### EXERCISE
Copy out the material below with "component" swapped for "item", leave everything else unchanged, and omit the pictures.

### TASK DATA
────────────────
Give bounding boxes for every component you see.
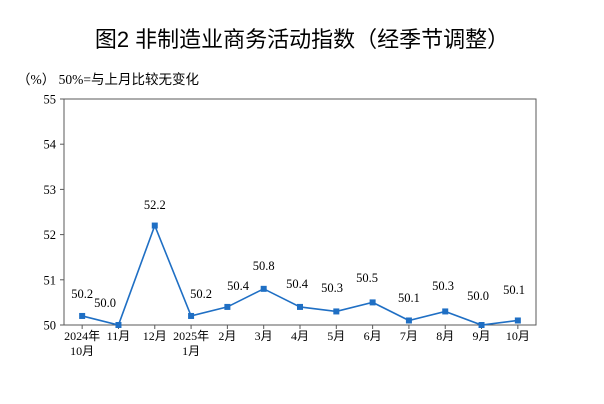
svg-text:10月: 10月 <box>70 344 94 358</box>
svg-text:6月: 6月 <box>364 329 382 343</box>
svg-text:2024年: 2024年 <box>64 329 100 343</box>
svg-text:9月: 9月 <box>473 329 491 343</box>
svg-text:52: 52 <box>44 228 57 242</box>
svg-text:53: 53 <box>44 183 57 197</box>
svg-text:5月: 5月 <box>327 329 345 343</box>
svg-text:50.4: 50.4 <box>286 277 309 291</box>
svg-text:50.1: 50.1 <box>398 291 420 305</box>
svg-text:7月: 7月 <box>400 329 418 343</box>
svg-text:50.3: 50.3 <box>321 281 343 295</box>
svg-text:50.2: 50.2 <box>190 287 212 301</box>
svg-text:50.1: 50.1 <box>503 283 525 297</box>
svg-text:50.3: 50.3 <box>432 279 454 293</box>
svg-text:50.2: 50.2 <box>71 287 93 301</box>
svg-text:50.5: 50.5 <box>356 271 378 285</box>
svg-text:3月: 3月 <box>255 329 273 343</box>
svg-text:2025年: 2025年 <box>173 329 209 343</box>
svg-text:51: 51 <box>44 273 57 287</box>
svg-text:52.2: 52.2 <box>144 198 166 212</box>
svg-text:10月: 10月 <box>506 329 530 343</box>
svg-text:50: 50 <box>44 319 57 333</box>
svg-text:8月: 8月 <box>436 329 454 343</box>
svg-text:11月: 11月 <box>107 329 131 343</box>
svg-text:50.0: 50.0 <box>467 289 489 303</box>
svg-text:12月: 12月 <box>143 329 167 343</box>
svg-text:55: 55 <box>44 93 57 107</box>
svg-text:50.0: 50.0 <box>94 296 116 310</box>
svg-text:50.8: 50.8 <box>253 259 275 273</box>
svg-text:4月: 4月 <box>291 329 309 343</box>
svg-text:2月: 2月 <box>218 329 236 343</box>
svg-text:1月: 1月 <box>182 344 200 358</box>
svg-text:50.4: 50.4 <box>227 279 250 293</box>
svg-text:54: 54 <box>44 138 57 152</box>
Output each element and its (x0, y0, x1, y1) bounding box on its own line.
────────────────
### SOLUTION BELOW
Give bounding boxes for every item you see.
svg-text:10月: 10月 <box>70 344 94 358</box>
svg-text:6月: 6月 <box>364 329 382 343</box>
svg-text:2024年: 2024年 <box>64 329 100 343</box>
svg-text:9月: 9月 <box>473 329 491 343</box>
svg-text:52: 52 <box>44 228 57 242</box>
svg-text:53: 53 <box>44 183 57 197</box>
svg-text:5月: 5月 <box>327 329 345 343</box>
svg-text:50.4: 50.4 <box>286 277 309 291</box>
svg-text:50.1: 50.1 <box>398 291 420 305</box>
svg-text:7月: 7月 <box>400 329 418 343</box>
svg-text:50.3: 50.3 <box>321 281 343 295</box>
svg-text:50.2: 50.2 <box>190 287 212 301</box>
svg-text:50.1: 50.1 <box>503 283 525 297</box>
svg-text:50.3: 50.3 <box>432 279 454 293</box>
svg-text:50.2: 50.2 <box>71 287 93 301</box>
svg-text:50.5: 50.5 <box>356 271 378 285</box>
svg-text:3月: 3月 <box>255 329 273 343</box>
svg-text:2025年: 2025年 <box>173 329 209 343</box>
svg-text:51: 51 <box>44 273 57 287</box>
svg-text:52.2: 52.2 <box>144 198 166 212</box>
svg-text:10月: 10月 <box>506 329 530 343</box>
svg-text:50: 50 <box>44 319 57 333</box>
svg-text:8月: 8月 <box>436 329 454 343</box>
svg-text:11月: 11月 <box>107 329 131 343</box>
svg-text:50.0: 50.0 <box>467 289 489 303</box>
svg-text:12月: 12月 <box>143 329 167 343</box>
svg-text:55: 55 <box>44 93 57 107</box>
svg-text:50.0: 50.0 <box>94 296 116 310</box>
svg-text:50.8: 50.8 <box>253 259 275 273</box>
svg-text:4月: 4月 <box>291 329 309 343</box>
svg-text:2月: 2月 <box>218 329 236 343</box>
svg-text:1月: 1月 <box>182 344 200 358</box>
svg-text:50.4: 50.4 <box>227 279 250 293</box>
svg-text:54: 54 <box>44 138 57 152</box>
Output each element and its (x0, y0, x1, y1) bounding box on its own line.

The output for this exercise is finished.